→ **Supplied material**
####

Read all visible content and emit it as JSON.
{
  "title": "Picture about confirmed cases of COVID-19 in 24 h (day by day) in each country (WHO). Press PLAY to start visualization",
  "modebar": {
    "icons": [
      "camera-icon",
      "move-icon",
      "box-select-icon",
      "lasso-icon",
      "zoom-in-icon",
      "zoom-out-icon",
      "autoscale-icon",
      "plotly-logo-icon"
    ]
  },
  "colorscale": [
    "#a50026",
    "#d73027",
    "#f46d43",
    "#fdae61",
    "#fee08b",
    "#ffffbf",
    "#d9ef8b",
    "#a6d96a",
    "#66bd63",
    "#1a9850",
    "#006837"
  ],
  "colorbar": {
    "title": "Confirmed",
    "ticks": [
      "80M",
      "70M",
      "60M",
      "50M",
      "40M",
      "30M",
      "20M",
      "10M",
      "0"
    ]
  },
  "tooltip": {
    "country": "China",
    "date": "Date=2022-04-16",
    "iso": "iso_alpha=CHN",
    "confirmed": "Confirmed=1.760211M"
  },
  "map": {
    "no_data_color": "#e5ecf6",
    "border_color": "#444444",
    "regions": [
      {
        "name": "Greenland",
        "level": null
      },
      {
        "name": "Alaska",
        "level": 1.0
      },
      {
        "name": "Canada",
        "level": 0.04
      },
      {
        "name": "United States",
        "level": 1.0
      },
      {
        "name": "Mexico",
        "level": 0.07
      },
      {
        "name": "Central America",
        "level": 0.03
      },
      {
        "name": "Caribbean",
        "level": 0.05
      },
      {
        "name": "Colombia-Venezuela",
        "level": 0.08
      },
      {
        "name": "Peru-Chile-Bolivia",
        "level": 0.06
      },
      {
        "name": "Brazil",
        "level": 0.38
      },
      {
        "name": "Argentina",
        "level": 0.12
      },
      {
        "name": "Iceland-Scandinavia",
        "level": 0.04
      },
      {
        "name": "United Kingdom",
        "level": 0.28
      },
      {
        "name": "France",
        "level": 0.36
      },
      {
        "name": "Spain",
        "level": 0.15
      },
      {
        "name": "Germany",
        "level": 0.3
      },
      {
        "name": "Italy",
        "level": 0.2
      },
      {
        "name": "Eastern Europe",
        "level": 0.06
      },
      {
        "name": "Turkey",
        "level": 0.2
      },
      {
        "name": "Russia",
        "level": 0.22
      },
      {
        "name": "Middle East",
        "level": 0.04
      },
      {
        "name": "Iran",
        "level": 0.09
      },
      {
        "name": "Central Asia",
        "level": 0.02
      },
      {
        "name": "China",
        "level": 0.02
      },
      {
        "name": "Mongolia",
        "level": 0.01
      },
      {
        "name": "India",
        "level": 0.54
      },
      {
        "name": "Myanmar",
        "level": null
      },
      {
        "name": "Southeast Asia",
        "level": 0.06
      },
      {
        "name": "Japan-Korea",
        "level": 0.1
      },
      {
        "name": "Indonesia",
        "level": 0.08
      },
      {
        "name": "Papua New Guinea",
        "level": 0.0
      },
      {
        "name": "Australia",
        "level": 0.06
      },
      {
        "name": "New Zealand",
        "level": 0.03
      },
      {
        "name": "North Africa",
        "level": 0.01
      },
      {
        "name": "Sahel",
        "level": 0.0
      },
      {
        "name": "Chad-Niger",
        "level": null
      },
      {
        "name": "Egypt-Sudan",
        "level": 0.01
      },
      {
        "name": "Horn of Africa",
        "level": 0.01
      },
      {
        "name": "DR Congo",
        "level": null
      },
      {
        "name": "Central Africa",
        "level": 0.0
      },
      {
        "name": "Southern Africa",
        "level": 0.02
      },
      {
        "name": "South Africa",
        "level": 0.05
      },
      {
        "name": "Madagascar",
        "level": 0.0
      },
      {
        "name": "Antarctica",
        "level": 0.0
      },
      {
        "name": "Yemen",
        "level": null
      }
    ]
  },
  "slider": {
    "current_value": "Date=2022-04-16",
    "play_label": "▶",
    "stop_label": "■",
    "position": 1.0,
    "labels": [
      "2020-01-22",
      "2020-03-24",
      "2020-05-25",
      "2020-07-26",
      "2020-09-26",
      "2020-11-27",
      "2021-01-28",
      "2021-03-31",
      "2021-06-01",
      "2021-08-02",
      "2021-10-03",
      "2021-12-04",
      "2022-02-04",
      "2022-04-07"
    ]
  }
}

####

Find each line holding the string "Date" and copy it out.

→ **Correct output**
    "date": "Date=2022-04-16",
    "current_value": "Date=2022-04-16",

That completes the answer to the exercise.